Repeat the rows below word for word, everything from the line containing "Localize each UI" down to the line containing "column-header-ccle-name[interactable]: CCLE Name", both ends included.

-- Entries supplied start --

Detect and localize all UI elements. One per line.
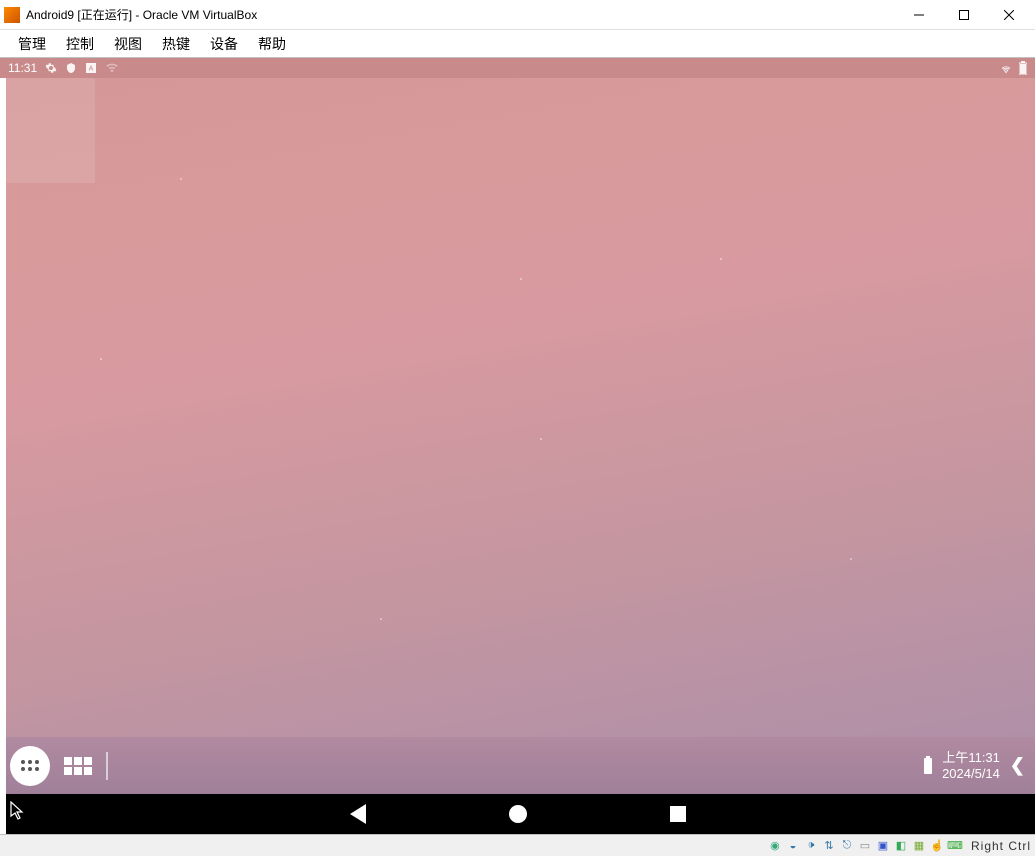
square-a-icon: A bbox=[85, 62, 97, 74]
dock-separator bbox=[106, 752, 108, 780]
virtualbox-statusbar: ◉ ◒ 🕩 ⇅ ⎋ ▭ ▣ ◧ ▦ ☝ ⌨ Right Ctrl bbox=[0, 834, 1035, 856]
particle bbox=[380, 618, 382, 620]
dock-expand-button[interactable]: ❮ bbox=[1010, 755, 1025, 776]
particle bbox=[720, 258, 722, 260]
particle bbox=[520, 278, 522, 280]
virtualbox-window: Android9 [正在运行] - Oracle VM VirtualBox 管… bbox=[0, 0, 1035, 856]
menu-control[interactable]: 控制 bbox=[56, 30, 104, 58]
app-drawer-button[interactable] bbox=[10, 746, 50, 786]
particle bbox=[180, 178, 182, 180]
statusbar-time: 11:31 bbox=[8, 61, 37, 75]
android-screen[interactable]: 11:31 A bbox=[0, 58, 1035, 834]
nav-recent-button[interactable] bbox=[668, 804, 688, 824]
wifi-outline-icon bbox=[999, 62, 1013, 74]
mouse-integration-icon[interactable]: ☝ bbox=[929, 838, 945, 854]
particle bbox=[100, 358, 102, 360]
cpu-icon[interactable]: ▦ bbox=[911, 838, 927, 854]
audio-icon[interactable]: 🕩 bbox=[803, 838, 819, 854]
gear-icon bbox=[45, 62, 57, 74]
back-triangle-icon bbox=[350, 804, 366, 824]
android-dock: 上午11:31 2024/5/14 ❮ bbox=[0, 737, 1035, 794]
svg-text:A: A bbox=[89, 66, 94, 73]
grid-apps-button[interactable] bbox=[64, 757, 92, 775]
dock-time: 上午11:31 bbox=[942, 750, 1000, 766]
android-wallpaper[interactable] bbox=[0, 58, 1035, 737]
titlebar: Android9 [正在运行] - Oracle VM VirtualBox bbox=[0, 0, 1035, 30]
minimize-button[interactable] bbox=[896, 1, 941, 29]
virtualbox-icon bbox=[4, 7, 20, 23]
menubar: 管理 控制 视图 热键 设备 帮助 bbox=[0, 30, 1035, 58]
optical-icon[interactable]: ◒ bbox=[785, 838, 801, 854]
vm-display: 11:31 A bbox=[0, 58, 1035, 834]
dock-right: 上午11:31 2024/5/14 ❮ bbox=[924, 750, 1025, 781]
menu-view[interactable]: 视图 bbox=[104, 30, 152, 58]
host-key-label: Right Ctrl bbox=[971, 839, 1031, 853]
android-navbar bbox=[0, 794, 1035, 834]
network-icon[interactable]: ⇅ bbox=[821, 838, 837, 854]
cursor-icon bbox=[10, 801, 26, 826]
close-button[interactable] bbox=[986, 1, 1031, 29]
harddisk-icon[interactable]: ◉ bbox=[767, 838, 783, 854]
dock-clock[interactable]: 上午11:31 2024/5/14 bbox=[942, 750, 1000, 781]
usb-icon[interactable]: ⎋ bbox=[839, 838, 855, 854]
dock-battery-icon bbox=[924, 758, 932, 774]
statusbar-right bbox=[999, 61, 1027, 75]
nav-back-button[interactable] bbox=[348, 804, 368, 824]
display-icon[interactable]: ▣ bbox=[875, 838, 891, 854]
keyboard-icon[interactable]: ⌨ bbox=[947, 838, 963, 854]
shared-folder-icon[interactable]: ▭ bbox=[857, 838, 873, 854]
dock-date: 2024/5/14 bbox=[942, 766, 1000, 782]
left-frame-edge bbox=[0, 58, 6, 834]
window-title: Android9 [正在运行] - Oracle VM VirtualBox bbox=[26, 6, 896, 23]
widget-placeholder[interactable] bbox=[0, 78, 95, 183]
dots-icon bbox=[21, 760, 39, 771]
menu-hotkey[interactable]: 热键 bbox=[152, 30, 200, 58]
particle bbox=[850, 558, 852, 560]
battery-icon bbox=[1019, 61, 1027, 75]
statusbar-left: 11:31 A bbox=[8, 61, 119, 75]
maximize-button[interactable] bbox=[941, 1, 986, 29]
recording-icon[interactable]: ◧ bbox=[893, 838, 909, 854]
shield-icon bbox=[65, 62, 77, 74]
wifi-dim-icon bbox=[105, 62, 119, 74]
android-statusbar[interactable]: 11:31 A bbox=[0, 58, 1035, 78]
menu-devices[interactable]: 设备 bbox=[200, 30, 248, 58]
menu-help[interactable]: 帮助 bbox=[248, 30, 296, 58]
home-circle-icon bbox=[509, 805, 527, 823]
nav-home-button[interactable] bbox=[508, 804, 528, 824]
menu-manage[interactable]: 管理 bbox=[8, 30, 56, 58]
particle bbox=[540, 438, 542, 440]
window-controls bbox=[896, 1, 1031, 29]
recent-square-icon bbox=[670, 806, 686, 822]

-- Entries supplied end --
-- Entries supplied start --

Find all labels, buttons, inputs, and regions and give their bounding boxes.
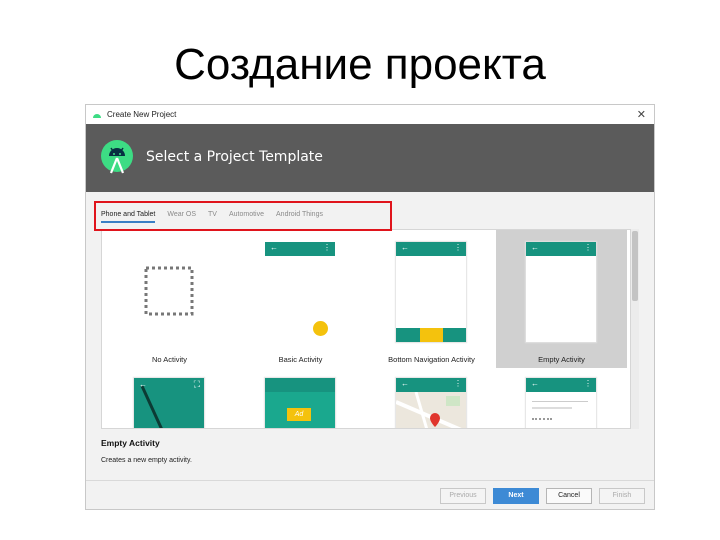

-- Entries supplied end --
-- Entries supplied start --

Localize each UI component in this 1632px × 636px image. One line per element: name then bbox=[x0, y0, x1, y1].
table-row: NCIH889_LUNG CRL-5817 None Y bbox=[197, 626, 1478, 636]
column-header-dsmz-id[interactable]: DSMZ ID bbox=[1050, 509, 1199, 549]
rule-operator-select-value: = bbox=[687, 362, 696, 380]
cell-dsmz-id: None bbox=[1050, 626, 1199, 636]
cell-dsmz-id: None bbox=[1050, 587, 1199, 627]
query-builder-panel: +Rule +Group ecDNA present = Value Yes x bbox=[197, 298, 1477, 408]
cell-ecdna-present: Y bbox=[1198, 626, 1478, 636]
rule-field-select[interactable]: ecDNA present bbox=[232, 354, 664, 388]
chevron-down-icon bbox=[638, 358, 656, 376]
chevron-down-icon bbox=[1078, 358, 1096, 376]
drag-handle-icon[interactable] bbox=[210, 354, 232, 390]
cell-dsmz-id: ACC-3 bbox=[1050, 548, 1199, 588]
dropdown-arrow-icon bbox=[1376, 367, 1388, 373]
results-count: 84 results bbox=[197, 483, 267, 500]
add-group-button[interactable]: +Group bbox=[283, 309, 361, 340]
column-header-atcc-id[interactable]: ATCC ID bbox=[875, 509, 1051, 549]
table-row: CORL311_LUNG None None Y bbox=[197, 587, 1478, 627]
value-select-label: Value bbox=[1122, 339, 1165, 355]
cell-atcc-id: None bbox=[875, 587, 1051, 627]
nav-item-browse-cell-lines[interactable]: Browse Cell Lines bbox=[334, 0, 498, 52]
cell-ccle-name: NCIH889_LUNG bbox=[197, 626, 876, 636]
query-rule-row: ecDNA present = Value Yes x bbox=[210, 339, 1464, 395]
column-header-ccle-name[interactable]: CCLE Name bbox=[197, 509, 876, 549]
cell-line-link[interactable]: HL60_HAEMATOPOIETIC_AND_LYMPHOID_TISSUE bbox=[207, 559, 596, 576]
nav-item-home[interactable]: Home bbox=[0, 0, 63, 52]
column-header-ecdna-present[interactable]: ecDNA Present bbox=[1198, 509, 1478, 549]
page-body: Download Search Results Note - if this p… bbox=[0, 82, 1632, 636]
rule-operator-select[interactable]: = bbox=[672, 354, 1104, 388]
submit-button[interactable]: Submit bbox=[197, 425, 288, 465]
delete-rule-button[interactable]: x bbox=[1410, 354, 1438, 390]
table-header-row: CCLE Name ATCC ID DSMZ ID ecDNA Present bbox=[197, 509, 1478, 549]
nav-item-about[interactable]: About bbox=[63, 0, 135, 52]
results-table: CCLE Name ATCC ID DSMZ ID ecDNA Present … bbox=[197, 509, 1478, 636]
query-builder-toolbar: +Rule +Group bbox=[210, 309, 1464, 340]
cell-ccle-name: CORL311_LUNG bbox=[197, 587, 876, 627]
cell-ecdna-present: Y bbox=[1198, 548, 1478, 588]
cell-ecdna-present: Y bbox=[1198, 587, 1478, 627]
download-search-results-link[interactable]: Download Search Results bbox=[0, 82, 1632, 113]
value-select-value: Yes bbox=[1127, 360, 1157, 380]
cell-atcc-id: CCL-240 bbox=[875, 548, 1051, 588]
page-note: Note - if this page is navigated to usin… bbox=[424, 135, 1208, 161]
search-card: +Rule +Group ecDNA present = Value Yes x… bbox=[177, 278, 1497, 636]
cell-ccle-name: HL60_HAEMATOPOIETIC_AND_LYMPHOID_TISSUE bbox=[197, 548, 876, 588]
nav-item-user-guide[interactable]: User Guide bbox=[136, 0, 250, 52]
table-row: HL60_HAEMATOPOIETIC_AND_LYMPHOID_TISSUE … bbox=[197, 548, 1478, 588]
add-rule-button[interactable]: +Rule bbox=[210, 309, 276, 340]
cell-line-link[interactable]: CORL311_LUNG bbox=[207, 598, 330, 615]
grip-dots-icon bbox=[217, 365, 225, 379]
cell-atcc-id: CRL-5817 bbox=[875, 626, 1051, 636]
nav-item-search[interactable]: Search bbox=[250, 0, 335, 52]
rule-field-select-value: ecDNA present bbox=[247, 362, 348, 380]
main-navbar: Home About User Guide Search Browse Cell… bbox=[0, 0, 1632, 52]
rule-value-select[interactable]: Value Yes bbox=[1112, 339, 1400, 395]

-- Entries supplied end --

● **Complete output**
Localize each UI component in this 1632px × 636px image. One line per element: name then bbox=[x0, y0, x1, y1].
table-row: NCIH889_LUNG CRL-5817 None Y bbox=[197, 626, 1478, 636]
column-header-dsmz-id[interactable]: DSMZ ID bbox=[1050, 509, 1199, 549]
rule-operator-select-value: = bbox=[687, 362, 696, 380]
cell-dsmz-id: None bbox=[1050, 626, 1199, 636]
cell-dsmz-id: None bbox=[1050, 587, 1199, 627]
query-builder-panel: +Rule +Group ecDNA present = Value Yes x bbox=[197, 298, 1477, 408]
cell-ecdna-present: Y bbox=[1198, 626, 1478, 636]
rule-field-select[interactable]: ecDNA present bbox=[232, 354, 664, 388]
chevron-down-icon bbox=[638, 358, 656, 376]
chevron-down-icon bbox=[1078, 358, 1096, 376]
drag-handle-icon[interactable] bbox=[210, 354, 232, 390]
cell-dsmz-id: ACC-3 bbox=[1050, 548, 1199, 588]
dropdown-arrow-icon bbox=[1376, 367, 1388, 373]
results-count: 84 results bbox=[197, 483, 267, 500]
add-group-button[interactable]: +Group bbox=[283, 309, 361, 340]
column-header-atcc-id[interactable]: ATCC ID bbox=[875, 509, 1051, 549]
table-row: CORL311_LUNG None None Y bbox=[197, 587, 1478, 627]
value-select-label: Value bbox=[1122, 339, 1165, 355]
cell-atcc-id: None bbox=[875, 587, 1051, 627]
nav-item-browse-cell-lines[interactable]: Browse Cell Lines bbox=[334, 0, 498, 52]
cell-ccle-name: NCIH889_LUNG bbox=[197, 626, 876, 636]
query-rule-row: ecDNA present = Value Yes x bbox=[210, 339, 1464, 395]
column-header-ccle-name[interactable]: CCLE Name bbox=[197, 509, 876, 549]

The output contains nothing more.